Transcribe the listing word for word.

+-------+

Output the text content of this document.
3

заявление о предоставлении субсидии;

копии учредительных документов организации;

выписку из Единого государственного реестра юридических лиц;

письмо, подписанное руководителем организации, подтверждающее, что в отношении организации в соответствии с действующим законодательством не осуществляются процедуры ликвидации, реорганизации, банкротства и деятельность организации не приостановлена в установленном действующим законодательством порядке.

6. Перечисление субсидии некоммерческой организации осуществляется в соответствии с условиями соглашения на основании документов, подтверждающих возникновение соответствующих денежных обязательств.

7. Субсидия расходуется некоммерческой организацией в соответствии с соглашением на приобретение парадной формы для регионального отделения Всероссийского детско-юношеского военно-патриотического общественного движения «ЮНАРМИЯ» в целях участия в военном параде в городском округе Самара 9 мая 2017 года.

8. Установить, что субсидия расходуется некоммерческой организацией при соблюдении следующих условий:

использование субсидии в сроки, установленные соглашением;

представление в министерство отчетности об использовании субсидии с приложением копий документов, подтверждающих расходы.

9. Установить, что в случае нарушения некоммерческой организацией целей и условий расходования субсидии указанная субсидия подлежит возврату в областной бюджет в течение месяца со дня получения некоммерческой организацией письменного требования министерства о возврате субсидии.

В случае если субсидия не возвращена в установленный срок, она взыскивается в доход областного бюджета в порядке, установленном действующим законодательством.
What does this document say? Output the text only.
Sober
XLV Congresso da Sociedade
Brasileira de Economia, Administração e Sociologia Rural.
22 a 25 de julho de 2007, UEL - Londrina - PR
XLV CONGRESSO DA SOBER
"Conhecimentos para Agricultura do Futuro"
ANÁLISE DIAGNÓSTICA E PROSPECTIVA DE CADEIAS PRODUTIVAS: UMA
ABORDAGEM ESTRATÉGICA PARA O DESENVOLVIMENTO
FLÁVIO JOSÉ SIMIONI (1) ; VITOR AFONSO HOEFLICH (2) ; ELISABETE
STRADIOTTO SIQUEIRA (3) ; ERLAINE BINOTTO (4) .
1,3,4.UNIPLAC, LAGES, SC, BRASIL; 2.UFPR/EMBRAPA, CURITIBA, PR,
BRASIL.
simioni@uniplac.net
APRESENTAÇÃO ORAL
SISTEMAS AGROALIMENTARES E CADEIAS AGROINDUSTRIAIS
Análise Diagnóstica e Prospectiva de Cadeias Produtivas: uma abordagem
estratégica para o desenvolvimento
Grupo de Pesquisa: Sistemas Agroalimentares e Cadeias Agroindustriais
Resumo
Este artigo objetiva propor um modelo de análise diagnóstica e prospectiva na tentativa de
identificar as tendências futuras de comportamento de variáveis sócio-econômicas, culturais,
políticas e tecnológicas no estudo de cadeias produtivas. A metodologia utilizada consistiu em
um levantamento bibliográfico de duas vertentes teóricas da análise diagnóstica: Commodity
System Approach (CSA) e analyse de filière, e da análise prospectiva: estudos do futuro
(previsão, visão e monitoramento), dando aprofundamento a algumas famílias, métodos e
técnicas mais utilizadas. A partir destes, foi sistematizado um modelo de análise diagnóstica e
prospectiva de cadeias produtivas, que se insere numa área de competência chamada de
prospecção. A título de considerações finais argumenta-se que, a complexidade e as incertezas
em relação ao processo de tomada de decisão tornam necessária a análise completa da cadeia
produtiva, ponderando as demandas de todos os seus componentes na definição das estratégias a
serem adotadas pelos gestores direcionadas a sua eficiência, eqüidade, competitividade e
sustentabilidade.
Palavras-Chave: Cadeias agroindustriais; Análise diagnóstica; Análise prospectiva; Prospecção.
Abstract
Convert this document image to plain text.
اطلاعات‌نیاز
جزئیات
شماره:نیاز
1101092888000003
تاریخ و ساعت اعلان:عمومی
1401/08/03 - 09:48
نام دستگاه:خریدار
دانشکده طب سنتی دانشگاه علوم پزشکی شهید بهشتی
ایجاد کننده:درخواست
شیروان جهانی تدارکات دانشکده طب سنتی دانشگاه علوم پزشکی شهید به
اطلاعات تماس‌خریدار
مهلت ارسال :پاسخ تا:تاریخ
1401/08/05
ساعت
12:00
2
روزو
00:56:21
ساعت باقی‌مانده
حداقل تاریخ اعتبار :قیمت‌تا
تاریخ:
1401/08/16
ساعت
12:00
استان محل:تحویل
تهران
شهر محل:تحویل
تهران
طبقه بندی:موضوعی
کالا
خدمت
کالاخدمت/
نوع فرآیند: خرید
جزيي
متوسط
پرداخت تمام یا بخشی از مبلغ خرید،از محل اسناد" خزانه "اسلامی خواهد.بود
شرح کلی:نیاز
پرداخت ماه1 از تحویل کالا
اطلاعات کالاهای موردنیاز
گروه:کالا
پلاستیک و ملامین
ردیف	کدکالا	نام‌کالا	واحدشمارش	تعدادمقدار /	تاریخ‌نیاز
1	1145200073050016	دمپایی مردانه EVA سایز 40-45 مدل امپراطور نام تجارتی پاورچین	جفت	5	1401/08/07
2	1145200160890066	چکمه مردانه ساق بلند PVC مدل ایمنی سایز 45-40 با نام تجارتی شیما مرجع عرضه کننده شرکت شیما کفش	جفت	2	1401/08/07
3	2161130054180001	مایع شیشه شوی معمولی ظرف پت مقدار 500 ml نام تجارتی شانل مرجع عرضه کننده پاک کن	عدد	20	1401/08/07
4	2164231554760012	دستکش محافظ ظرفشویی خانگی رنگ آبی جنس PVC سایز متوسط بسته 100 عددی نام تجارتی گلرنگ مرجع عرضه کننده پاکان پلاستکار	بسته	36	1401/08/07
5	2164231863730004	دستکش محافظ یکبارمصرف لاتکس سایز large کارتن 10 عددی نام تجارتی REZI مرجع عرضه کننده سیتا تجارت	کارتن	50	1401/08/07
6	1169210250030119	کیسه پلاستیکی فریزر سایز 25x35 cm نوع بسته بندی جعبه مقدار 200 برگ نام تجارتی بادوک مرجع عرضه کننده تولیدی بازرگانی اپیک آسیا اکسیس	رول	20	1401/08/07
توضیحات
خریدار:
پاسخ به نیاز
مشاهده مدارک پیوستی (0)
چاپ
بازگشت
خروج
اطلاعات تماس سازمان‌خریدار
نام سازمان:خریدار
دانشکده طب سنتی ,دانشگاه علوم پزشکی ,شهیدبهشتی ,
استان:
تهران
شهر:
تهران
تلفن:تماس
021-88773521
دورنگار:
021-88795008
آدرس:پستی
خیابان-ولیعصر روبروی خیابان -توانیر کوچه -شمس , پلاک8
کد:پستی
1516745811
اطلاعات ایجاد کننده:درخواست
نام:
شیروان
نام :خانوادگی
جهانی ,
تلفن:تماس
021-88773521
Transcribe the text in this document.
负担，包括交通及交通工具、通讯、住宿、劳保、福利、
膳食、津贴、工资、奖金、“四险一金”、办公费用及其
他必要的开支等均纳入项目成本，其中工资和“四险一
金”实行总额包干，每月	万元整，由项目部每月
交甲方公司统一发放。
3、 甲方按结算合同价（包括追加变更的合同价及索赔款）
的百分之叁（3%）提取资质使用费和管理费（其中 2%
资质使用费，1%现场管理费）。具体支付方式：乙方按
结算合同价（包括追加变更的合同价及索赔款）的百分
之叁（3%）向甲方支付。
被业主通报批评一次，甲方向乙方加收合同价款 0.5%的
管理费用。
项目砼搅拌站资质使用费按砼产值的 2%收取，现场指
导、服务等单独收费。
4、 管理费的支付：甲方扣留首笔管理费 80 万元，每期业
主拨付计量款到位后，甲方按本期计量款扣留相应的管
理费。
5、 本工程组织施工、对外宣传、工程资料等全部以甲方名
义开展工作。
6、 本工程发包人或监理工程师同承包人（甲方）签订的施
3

+-------+

The answer –
Output the text content of this document.
3

заявление о предоставлении субсидии;

копии учредительных документов организации;

выписку из Единого государственного реестра юридических лиц;

письмо, подписанное руководителем организации, подтверждающее, что в отношении организации в соответствии с действующим законодательством не осуществляются процедуры ликвидации, реорганизации, банкротства и деятельность организации не приостановлена в установленном действующим законодательством порядке.

6. Перечисление субсидии некоммерческой организации осуществляется в соответствии с условиями соглашения на основании документов, подтверждающих возникновение соответствующих денежных обязательств.

7. Субсидия расходуется некоммерческой организацией в соответствии с соглашением на приобретение парадной формы для регионального отделения Всероссийского детско-юношеского военно-патриотического общественного движения «ЮНАРМИЯ» в целях участия в военном параде в городском округе Самара 9 мая 2017 года.

8. Установить, что субсидия расходуется некоммерческой организацией при соблюдении следующих условий:

использование субсидии в сроки, установленные соглашением;

представление в министерство отчетности об использовании субсидии с приложением копий документов, подтверждающих расходы.

9. Установить, что в случае нарушения некоммерческой организацией целей и условий расходования субсидии указанная субсидия подлежит возврату в областной бюджет в течение месяца со дня получения некоммерческой организацией письменного требования министерства о возврате субсидии.

В случае если субсидия не возвращена в установленный срок, она взыскивается в доход областного бюджета в порядке, установленном действующим законодательством.
What does this document say? Output the text only.
Sober
XLV Congresso da Sociedade
Brasileira de Economia, Administração e Sociologia Rural.
22 a 25 de julho de 2007, UEL - Londrina - PR
XLV CONGRESSO DA SOBER
"Conhecimentos para Agricultura do Futuro"
ANÁLISE DIAGNÓSTICA E PROSPECTIVA DE CADEIAS PRODUTIVAS: UMA
ABORDAGEM ESTRATÉGICA PARA O DESENVOLVIMENTO
FLÁVIO JOSÉ SIMIONI (1) ; VITOR AFONSO HOEFLICH (2) ; ELISABETE
STRADIOTTO SIQUEIRA (3) ; ERLAINE BINOTTO (4) .
1,3,4.UNIPLAC, LAGES, SC, BRASIL; 2.UFPR/EMBRAPA, CURITIBA, PR,
BRASIL.
simioni@uniplac.net
APRESENTAÇÃO ORAL
SISTEMAS AGROALIMENTARES E CADEIAS AGROINDUSTRIAIS
Análise Diagnóstica e Prospectiva de Cadeias Produtivas: uma abordagem
estratégica para o desenvolvimento
Grupo de Pesquisa: Sistemas Agroalimentares e Cadeias Agroindustriais
Resumo
Este artigo objetiva propor um modelo de análise diagnóstica e prospectiva na tentativa de
identificar as tendências futuras de comportamento de variáveis sócio-econômicas, culturais,
políticas e tecnológicas no estudo de cadeias produtivas. A metodologia utilizada consistiu em
um levantamento bibliográfico de duas vertentes teóricas da análise diagnóstica: Commodity
System Approach (CSA) e analyse de filière, e da análise prospectiva: estudos do futuro
(previsão, visão e monitoramento), dando aprofundamento a algumas famílias, métodos e
técnicas mais utilizadas. A partir destes, foi sistematizado um modelo de análise diagnóstica e
prospectiva de cadeias produtivas, que se insere numa área de competência chamada de
prospecção. A título de considerações finais argumenta-se que, a complexidade e as incertezas
em relação ao processo de tomada de decisão tornam necessária a análise completa da cadeia
produtiva, ponderando as demandas de todos os seus componentes na definição das estratégias a
serem adotadas pelos gestores direcionadas a sua eficiência, eqüidade, competitividade e
sustentabilidade.
Palavras-Chave: Cadeias agroindustriais; Análise diagnóstica; Análise prospectiva; Prospecção.
Abstract
Convert this document image to plain text.
اطلاعات‌نیاز
جزئیات
شماره:نیاز
1101092888000003
تاریخ و ساعت اعلان:عمومی
1401/08/03 - 09:48
نام دستگاه:خریدار
دانشکده طب سنتی دانشگاه علوم پزشکی شهید بهشتی
ایجاد کننده:درخواست
شیروان جهانی تدارکات دانشکده طب سنتی دانشگاه علوم پزشکی شهید به
اطلاعات تماس‌خریدار
مهلت ارسال :پاسخ تا:تاریخ
1401/08/05
ساعت
12:00
2
روزو
00:56:21
ساعت باقی‌مانده
حداقل تاریخ اعتبار :قیمت‌تا
تاریخ:
1401/08/16
ساعت
12:00
استان محل:تحویل
تهران
شهر محل:تحویل
تهران
طبقه بندی:موضوعی
کالا
خدمت
کالاخدمت/
نوع فرآیند: خرید
جزيي
متوسط
پرداخت تمام یا بخشی از مبلغ خرید،از محل اسناد" خزانه "اسلامی خواهد.بود
شرح کلی:نیاز
پرداخت ماه1 از تحویل کالا
اطلاعات کالاهای موردنیاز
گروه:کالا
پلاستیک و ملامین
ردیف	کدکالا	نام‌کالا	واحدشمارش	تعدادمقدار /	تاریخ‌نیاز
1	1145200073050016	دمپایی مردانه EVA سایز 40-45 مدل امپراطور نام تجارتی پاورچین	جفت	5	1401/08/07
2	1145200160890066	چکمه مردانه ساق بلند PVC مدل ایمنی سایز 45-40 با نام تجارتی شیما مرجع عرضه کننده شرکت شیما کفش	جفت	2	1401/08/07
3	2161130054180001	مایع شیشه شوی معمولی ظرف پت مقدار 500 ml نام تجارتی شانل مرجع عرضه کننده پاک کن	عدد	20	1401/08/07
4	2164231554760012	دستکش محافظ ظرفشویی خانگی رنگ آبی جنس PVC سایز متوسط بسته 100 عددی نام تجارتی گلرنگ مرجع عرضه کننده پاکان پلاستکار	بسته	36	1401/08/07
5	2164231863730004	دستکش محافظ یکبارمصرف لاتکس سایز large کارتن 10 عددی نام تجارتی REZI مرجع عرضه کننده سیتا تجارت	کارتن	50	1401/08/07
6	1169210250030119	کیسه پلاستیکی فریزر سایز 25x35 cm نوع بسته بندی جعبه مقدار 200 برگ نام تجارتی بادوک مرجع عرضه کننده تولیدی بازرگانی اپیک آسیا اکسیس	رول	20	1401/08/07
توضیحات
خریدار:
پاسخ به نیاز
مشاهده مدارک پیوستی (0)
چاپ
بازگشت
خروج
اطلاعات تماس سازمان‌خریدار
نام سازمان:خریدار
دانشکده طب سنتی ,دانشگاه علوم پزشکی ,شهیدبهشتی ,
استان:
تهران
شهر:
تهران
تلفن:تماس
021-88773521
دورنگار:
021-88795008
آدرس:پستی
خیابان-ولیعصر روبروی خیابان -توانیر کوچه -شمس , پلاک8
کد:پستی
1516745811
اطلاعات ایجاد کننده:درخواست
نام:
شیروان
نام :خانوادگی
جهانی ,
تلفن:تماس
021-88773521
Transcribe the text in this document.
负担，包括交通及交通工具、通讯、住宿、劳保、福利、
膳食、津贴、工资、奖金、“四险一金”、办公费用及其
他必要的开支等均纳入项目成本，其中工资和“四险一
金”实行总额包干，每月	万元整，由项目部每月
交甲方公司统一发放。
3、 甲方按结算合同价（包括追加变更的合同价及索赔款）
的百分之叁（3%）提取资质使用费和管理费（其中 2%
资质使用费，1%现场管理费）。具体支付方式：乙方按
结算合同价（包括追加变更的合同价及索赔款）的百分
之叁（3%）向甲方支付。
被业主通报批评一次，甲方向乙方加收合同价款 0.5%的
管理费用。
项目砼搅拌站资质使用费按砼产值的 2%收取，现场指
导、服务等单独收费。
4、 管理费的支付：甲方扣留首笔管理费 80 万元，每期业
主拨付计量款到位后，甲方按本期计量款扣留相应的管
理费。
5、 本工程组织施工、对外宣传、工程资料等全部以甲方名
义开展工作。
6、 本工程发包人或监理工程师同承包人（甲方）签订的施
3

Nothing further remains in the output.